_BRIEF:_ Decide whether the thread on translating "knackered" into Polish agrees with each statement below, answering yes or no and quoting the words from the thread that settle it. (a) The person asking says "knackered" is English slang for being very tired. (b) One reply offers "padam na twarz" as a phrase for both men and women. (c) fragile1 says the listed phrases are the only options.

** begin READING PASSAGE **

# Knackered



## Cynthia F

*Cześć*

Can anyone help with a translation of the word "knackered" or suggest a similar word in Polish?

It's a slang term in England for being very tired. 

So for example, you may say - I'm knackered (I'm shattered or extremely tired) or use it to say "You look knackered!".

Thanks!


----------



## fragile1

very tired - bardzo zmęczony (masculin), zmęczona (feminine)
Knackered - if the woman - slang - Jestem padnięta (about yourself )
"You look knackered!" - "Wyglasz na zmęczoną" , "Wyglasz jak byś była wykończona"
Knackered - if the man - slang - Jestem padnięty (about yourself )
"You look knackered!" - "Wyglasz na zmęczonego" , "Wyglasz jak byś był wykończony"

But I am sure, there would be more options.


----------



## Cynthia F

Thank you. That's very helpful!


----------



## Greg from Poland

Jestem wykończon*y* (masculine) / wykończon*a* (feminine) sounds best.

Cheers


----------



## Cynthia F

thanks Greg


----------



## mekinking

also: i'm knackered-padam na twarz (both m&f), konam ze zmęczenia, jestem skonany (m), jestem skonana (f), jestem półżywy ze zmęczenia (m), jestem półżywa ze zmęczenia (f)

** end READING PASSAGE **
** begin DATA EXCERPT **

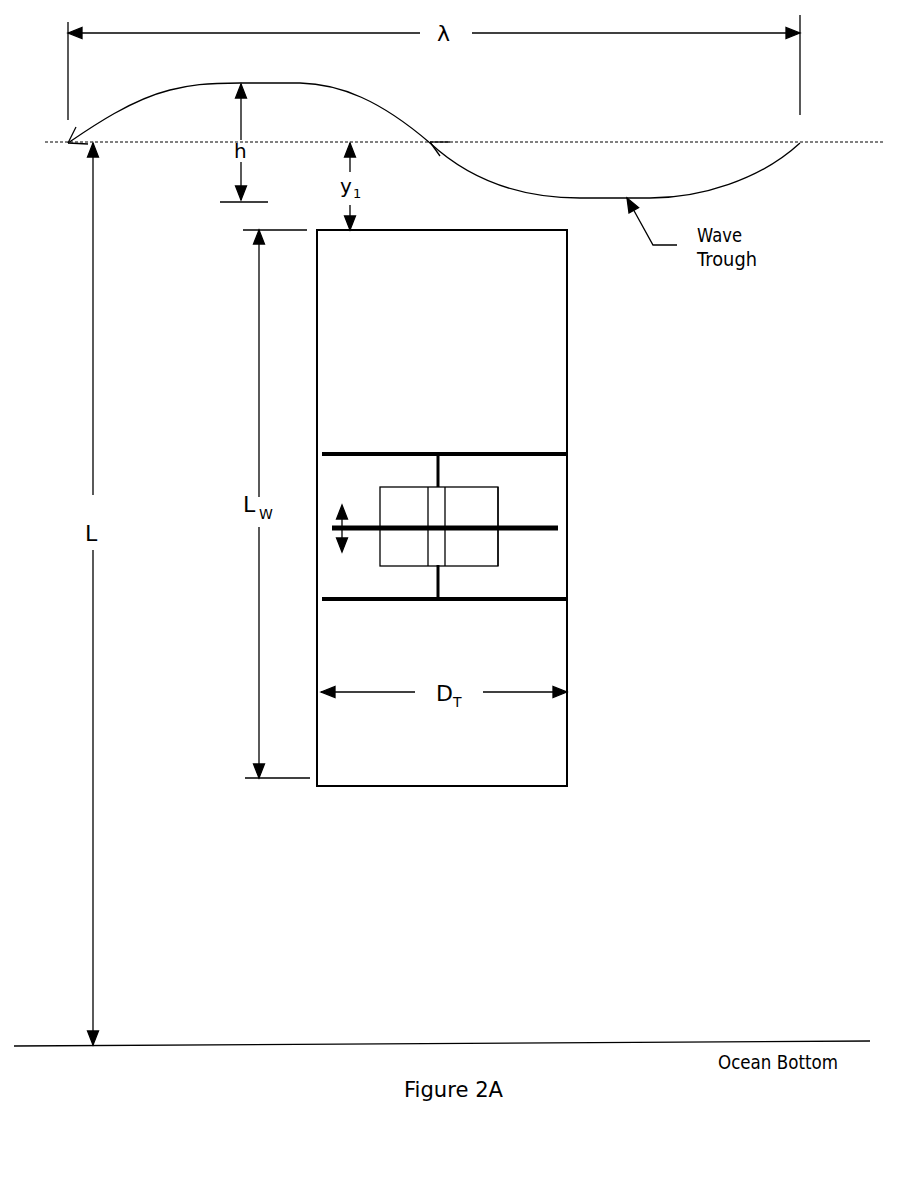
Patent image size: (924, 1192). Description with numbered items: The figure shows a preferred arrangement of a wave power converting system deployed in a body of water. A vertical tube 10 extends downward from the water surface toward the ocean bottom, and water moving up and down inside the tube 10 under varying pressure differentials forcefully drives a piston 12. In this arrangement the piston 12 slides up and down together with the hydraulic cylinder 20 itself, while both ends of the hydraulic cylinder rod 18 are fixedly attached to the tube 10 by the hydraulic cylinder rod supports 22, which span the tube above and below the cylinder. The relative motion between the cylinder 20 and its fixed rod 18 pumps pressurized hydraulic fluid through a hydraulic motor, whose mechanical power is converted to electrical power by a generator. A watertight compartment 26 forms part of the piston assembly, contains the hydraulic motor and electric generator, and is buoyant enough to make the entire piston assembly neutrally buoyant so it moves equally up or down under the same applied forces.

** end DATA EXCERPT **

_EXERCISE RESULT:_
(a) Yes: "It's a slang term in England for being very tired."
(b) Yes: "padam na twarz (both m&f)"
(c) No: "But I am sure, there would be more options."